> **Entries**
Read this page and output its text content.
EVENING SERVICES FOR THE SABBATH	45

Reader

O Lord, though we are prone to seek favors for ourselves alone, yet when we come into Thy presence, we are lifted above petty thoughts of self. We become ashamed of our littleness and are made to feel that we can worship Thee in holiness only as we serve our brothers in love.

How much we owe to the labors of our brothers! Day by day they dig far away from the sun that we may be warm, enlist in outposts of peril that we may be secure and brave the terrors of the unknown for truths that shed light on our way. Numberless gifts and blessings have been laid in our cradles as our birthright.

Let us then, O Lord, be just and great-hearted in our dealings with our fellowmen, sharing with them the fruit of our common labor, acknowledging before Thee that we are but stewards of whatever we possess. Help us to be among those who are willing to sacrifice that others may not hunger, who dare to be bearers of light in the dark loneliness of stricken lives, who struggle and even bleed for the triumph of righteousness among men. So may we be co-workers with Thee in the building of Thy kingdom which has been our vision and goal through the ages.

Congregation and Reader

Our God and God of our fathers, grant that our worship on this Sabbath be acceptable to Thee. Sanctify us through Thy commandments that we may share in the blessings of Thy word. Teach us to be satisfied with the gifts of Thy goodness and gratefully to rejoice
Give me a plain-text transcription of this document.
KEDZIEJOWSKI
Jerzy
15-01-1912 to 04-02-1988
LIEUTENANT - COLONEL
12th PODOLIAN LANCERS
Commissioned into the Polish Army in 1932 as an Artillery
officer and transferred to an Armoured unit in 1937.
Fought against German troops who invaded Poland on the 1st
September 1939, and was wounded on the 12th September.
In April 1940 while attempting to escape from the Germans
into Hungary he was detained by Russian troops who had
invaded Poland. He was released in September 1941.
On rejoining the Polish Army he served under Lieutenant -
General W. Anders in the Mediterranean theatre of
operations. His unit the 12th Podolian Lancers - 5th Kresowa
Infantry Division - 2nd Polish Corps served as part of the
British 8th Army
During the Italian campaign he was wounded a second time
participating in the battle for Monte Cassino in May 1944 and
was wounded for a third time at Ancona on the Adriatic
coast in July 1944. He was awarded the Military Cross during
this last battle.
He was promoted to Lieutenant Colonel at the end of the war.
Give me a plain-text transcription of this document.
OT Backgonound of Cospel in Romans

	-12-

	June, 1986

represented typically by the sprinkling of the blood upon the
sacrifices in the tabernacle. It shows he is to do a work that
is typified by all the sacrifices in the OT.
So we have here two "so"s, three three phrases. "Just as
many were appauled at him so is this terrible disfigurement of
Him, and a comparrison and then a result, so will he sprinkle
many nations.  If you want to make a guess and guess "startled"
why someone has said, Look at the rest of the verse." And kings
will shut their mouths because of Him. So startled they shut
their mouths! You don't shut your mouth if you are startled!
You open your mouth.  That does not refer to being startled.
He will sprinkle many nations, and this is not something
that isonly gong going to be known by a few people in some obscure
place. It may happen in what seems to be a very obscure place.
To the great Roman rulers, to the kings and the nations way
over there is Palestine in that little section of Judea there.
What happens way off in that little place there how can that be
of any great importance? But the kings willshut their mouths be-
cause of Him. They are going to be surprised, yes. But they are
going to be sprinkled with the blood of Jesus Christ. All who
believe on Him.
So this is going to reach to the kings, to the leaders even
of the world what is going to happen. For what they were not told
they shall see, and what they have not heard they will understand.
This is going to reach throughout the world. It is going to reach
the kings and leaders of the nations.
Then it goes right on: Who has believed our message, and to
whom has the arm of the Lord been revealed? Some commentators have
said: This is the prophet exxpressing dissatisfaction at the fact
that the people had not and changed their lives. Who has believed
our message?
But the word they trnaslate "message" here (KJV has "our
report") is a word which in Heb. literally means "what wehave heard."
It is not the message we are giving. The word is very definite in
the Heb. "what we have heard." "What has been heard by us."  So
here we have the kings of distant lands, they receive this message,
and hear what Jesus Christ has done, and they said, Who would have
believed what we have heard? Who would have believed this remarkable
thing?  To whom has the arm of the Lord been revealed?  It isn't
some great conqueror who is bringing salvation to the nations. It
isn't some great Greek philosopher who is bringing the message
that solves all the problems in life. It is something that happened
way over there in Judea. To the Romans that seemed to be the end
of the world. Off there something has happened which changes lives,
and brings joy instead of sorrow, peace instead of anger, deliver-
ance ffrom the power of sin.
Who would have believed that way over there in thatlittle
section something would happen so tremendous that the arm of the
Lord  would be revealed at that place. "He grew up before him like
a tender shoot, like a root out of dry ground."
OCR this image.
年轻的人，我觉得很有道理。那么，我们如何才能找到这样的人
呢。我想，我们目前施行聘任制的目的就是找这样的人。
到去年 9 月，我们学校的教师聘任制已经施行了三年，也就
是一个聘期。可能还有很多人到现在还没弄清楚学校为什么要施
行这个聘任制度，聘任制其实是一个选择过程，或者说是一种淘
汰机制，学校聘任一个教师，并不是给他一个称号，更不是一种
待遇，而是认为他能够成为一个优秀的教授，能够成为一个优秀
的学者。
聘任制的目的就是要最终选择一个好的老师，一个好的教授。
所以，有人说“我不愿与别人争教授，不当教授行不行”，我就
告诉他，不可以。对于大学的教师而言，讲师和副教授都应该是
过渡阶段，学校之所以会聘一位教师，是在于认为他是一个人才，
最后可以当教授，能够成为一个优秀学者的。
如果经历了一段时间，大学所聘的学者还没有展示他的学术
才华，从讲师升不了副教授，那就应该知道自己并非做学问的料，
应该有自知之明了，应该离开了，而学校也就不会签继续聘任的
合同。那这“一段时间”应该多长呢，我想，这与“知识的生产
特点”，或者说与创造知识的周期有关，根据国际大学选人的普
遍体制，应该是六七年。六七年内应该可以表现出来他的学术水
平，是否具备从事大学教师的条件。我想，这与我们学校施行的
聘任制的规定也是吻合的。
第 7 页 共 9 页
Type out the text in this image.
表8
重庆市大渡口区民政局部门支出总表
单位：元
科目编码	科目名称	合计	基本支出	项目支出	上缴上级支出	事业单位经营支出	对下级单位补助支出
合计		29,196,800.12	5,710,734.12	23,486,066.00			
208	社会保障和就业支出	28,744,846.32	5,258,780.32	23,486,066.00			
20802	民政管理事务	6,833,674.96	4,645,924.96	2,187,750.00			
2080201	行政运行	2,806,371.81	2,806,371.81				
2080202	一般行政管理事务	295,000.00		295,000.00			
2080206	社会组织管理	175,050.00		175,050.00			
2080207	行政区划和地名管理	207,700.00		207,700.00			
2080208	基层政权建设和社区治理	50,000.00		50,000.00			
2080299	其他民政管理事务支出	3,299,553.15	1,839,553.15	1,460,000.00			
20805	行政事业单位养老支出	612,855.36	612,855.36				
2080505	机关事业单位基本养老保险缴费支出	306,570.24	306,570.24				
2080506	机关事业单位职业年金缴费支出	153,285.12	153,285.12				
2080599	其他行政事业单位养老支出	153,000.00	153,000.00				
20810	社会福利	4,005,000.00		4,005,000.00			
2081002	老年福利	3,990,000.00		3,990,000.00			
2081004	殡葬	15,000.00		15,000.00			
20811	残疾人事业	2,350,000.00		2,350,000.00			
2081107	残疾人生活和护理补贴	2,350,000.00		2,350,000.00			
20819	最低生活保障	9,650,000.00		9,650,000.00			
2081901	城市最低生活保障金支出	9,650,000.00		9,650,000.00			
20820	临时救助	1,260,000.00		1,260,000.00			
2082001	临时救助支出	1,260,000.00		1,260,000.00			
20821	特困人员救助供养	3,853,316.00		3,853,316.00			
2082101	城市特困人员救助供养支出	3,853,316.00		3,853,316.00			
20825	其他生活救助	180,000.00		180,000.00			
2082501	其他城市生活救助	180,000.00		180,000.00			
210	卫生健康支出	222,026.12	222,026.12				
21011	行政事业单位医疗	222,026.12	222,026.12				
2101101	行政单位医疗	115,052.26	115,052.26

> **Written request**
Above are some records. Count the lines among them with the word "kings", and answer with the number only.

> **Complete answer**
6